• [Aim of the task] Count the rows below that contain the string "School" with matching case, and reply with that number alone.

• [Dataset content]
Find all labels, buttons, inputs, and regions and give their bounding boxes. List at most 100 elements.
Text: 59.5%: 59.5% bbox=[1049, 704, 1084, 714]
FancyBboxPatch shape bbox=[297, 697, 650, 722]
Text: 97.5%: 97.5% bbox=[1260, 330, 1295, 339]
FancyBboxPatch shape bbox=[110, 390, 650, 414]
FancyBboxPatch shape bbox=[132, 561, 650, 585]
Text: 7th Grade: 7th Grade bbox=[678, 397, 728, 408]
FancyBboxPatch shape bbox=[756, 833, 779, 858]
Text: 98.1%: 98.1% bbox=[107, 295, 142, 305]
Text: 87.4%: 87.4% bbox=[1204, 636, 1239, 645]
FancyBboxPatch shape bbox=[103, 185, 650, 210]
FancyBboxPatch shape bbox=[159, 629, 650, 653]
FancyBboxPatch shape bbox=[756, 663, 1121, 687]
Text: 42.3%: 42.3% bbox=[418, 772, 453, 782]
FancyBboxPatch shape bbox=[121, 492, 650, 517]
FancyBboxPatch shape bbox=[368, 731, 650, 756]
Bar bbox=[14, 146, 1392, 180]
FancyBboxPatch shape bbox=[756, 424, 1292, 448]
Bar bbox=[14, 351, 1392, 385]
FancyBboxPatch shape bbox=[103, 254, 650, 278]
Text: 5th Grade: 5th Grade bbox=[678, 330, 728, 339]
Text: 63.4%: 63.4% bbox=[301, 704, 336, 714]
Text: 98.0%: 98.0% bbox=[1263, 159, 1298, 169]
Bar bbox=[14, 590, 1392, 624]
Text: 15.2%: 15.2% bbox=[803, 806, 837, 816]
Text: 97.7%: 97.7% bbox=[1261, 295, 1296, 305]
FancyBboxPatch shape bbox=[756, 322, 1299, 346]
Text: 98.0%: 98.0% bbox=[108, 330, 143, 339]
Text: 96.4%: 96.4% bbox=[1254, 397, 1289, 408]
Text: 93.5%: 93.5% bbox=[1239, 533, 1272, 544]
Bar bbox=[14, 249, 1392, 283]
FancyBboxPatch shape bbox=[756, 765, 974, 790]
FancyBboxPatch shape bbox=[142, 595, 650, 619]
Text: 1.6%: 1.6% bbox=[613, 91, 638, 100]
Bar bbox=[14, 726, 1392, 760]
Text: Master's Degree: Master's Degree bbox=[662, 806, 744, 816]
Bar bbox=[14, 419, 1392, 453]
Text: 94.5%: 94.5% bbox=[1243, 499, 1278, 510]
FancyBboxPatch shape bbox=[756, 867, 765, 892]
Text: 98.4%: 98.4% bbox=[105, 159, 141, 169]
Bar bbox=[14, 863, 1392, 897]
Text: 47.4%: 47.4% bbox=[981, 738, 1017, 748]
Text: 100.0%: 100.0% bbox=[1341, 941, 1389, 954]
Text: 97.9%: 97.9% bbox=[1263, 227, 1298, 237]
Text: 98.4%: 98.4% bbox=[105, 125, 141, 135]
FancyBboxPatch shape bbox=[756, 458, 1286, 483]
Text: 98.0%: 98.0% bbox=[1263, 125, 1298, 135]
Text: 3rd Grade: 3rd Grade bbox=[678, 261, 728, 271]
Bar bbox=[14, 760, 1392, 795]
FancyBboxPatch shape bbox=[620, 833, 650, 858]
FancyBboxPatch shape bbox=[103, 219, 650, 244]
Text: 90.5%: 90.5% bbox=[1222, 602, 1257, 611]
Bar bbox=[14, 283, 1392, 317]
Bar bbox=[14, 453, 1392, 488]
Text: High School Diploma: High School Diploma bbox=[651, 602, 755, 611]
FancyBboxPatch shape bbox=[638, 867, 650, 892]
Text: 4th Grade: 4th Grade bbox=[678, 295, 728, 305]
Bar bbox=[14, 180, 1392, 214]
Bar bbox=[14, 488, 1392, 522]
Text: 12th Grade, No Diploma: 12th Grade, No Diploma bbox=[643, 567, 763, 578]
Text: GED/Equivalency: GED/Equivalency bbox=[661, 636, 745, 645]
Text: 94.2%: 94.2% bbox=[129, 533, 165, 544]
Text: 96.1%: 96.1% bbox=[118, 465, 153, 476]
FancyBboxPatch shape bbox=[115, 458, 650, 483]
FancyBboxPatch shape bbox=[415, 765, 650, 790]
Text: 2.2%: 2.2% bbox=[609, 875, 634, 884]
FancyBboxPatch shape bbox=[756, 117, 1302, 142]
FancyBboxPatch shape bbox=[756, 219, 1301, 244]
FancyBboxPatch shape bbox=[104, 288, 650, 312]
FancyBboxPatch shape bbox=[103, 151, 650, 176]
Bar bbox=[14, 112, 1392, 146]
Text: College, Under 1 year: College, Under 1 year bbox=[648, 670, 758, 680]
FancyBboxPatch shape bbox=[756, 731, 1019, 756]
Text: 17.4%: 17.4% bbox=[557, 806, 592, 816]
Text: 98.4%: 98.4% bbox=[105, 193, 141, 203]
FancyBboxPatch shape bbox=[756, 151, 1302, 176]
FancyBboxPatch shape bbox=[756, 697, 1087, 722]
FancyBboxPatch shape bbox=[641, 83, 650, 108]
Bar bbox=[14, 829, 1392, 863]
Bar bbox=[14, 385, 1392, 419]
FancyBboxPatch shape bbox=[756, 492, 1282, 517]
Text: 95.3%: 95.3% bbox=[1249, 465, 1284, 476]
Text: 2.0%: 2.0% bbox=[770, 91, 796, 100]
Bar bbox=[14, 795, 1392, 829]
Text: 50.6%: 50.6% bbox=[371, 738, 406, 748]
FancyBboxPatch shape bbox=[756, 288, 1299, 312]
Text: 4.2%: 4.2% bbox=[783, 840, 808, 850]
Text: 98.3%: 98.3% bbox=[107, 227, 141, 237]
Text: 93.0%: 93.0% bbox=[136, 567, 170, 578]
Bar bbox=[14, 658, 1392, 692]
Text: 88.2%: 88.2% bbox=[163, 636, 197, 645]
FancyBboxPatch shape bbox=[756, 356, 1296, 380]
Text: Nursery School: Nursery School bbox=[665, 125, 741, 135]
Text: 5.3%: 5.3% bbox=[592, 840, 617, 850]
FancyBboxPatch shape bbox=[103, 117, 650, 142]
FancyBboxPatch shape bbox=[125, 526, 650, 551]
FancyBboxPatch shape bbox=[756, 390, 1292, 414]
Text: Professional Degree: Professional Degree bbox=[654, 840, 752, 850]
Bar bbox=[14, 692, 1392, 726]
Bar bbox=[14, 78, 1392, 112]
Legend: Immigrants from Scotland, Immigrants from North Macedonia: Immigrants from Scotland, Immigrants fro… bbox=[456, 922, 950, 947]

• [Exercise output] 2